Dataset items
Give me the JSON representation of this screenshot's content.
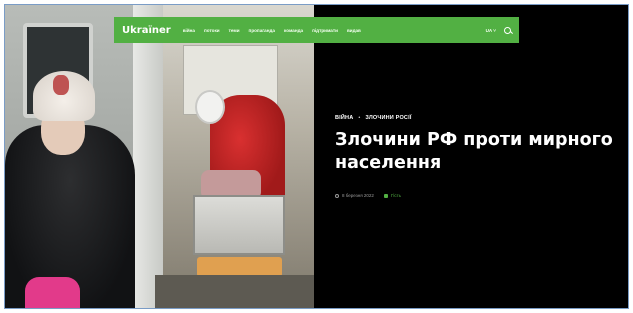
{
  "navbar": {
    "logo": "Ukraїner",
    "items": [
      "війна",
      "потоки",
      "теми",
      "пропаганда",
      "команда",
      "підтримати",
      "видав"
    ],
    "lang": "UA ˅"
  },
  "article": {
    "breadcrumb": [
      "ВІЙНА",
      "ЗЛОЧИНИ РОСІЇ"
    ],
    "breadcrumb_separator": "•",
    "title": "Злочини РФ проти мирного населення",
    "date": "8 березня 2022",
    "tag": "Гість"
  },
  "colors": {
    "accent": "#52b043",
    "background": "#000000",
    "text": "#ffffff"
  }
}
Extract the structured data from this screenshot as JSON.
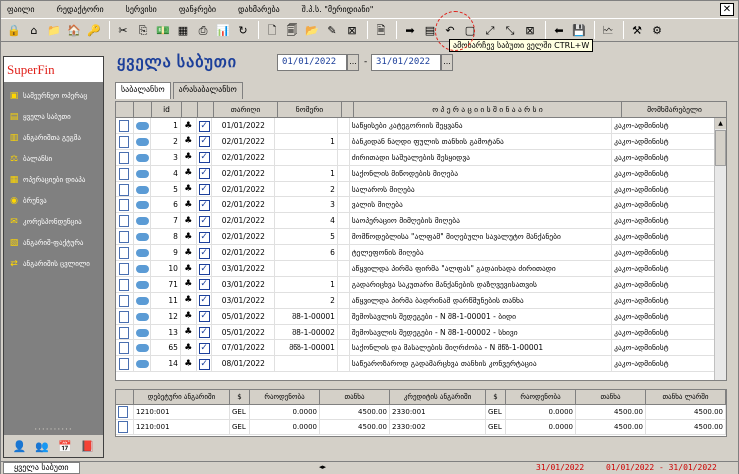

**WHAT IS NEEDED**
Omit the pictures, then output the rest of the listing exactly.

**THE REPLY**
Give me the JSON representation of this screenshot's content.
{
  "navbar": {
    "logo": "Ukraїner",
    "items": [
      "війна",
      "потоки",
      "теми",
      "пропаганда",
      "команда",
      "підтримати",
      "видав"
    ],
    "lang": "UA ˅"
  },
  "article": {
    "breadcrumb": [
      "ВІЙНА",
      "ЗЛОЧИНИ РОСІЇ"
    ],
    "breadcrumb_separator": "•",
    "title": "Злочини РФ проти мирного населення",
    "date": "8 березня 2022",
    "tag": "Гість"
  },
  "colors": {
    "accent": "#52b043",
    "background": "#000000",
    "text": "#ffffff"
  }
}
Extract the structured data from this screenshot as JSON.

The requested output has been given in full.